- _Written instruction_
Go through the records and give each one again exactly.

- _Data records_
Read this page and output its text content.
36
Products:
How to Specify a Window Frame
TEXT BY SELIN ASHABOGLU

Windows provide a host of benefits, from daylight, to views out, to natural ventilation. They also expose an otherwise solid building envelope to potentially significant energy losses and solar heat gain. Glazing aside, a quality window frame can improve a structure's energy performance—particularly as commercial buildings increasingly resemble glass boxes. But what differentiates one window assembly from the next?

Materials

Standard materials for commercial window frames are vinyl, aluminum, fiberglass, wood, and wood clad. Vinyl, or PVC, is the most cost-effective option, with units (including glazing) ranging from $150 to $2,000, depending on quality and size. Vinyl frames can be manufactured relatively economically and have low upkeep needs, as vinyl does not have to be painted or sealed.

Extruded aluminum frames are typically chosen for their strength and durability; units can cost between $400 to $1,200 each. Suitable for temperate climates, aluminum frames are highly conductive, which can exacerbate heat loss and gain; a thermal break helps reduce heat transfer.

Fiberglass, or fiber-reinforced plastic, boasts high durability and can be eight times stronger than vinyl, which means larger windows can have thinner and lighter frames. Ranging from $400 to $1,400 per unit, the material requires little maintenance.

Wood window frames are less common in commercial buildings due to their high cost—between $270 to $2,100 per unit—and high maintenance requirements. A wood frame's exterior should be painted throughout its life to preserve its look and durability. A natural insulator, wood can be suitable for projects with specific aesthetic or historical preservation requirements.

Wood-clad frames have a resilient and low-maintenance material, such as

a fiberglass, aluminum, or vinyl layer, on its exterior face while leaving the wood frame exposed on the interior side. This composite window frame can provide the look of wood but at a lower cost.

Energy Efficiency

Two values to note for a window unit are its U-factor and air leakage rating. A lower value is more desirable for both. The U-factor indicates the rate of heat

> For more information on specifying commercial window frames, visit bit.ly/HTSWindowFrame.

- _The reply_
Read this page and output its text content.
36
Products:
How to Specify a Window Frame
TEXT BY SELIN ASHABOGLU

Windows provide a host of benefits, from daylight, to views out, to natural ventilation. They also expose an otherwise solid building envelope to potentially significant energy losses and solar heat gain. Glazing aside, a quality window frame can improve a structure's energy performance—particularly as commercial buildings increasingly resemble glass boxes. But what differentiates one window assembly from the next?

Materials

Standard materials for commercial window frames are vinyl, aluminum, fiberglass, wood, and wood clad. Vinyl, or PVC, is the most cost-effective option, with units (including glazing) ranging from $150 to $2,000, depending on quality and size. Vinyl frames can be manufactured relatively economically and have low upkeep needs, as vinyl does not have to be painted or sealed.

Extruded aluminum frames are typically chosen for their strength and durability; units can cost between $400 to $1,200 each. Suitable for temperate climates, aluminum frames are highly conductive, which can exacerbate heat loss and gain; a thermal break helps reduce heat transfer.

Fiberglass, or fiber-reinforced plastic, boasts high durability and can be eight times stronger than vinyl, which means larger windows can have thinner and lighter frames. Ranging from $400 to $1,400 per unit, the material requires little maintenance.

Wood window frames are less common in commercial buildings due to their high cost—between $270 to $2,100 per unit—and high maintenance requirements. A wood frame's exterior should be painted throughout its life to preserve its look and durability. A natural insulator, wood can be suitable for projects with specific aesthetic or historical preservation requirements.

Wood-clad frames have a resilient and low-maintenance material, such as

a fiberglass, aluminum, or vinyl layer, on its exterior face while leaving the wood frame exposed on the interior side. This composite window frame can provide the look of wood but at a lower cost.

Energy Efficiency

Two values to note for a window unit are its U-factor and air leakage rating. A lower value is more desirable for both. The U-factor indicates the rate of heat

> For more information on specifying commercial window frames, visit bit.ly/HTSWindowFrame.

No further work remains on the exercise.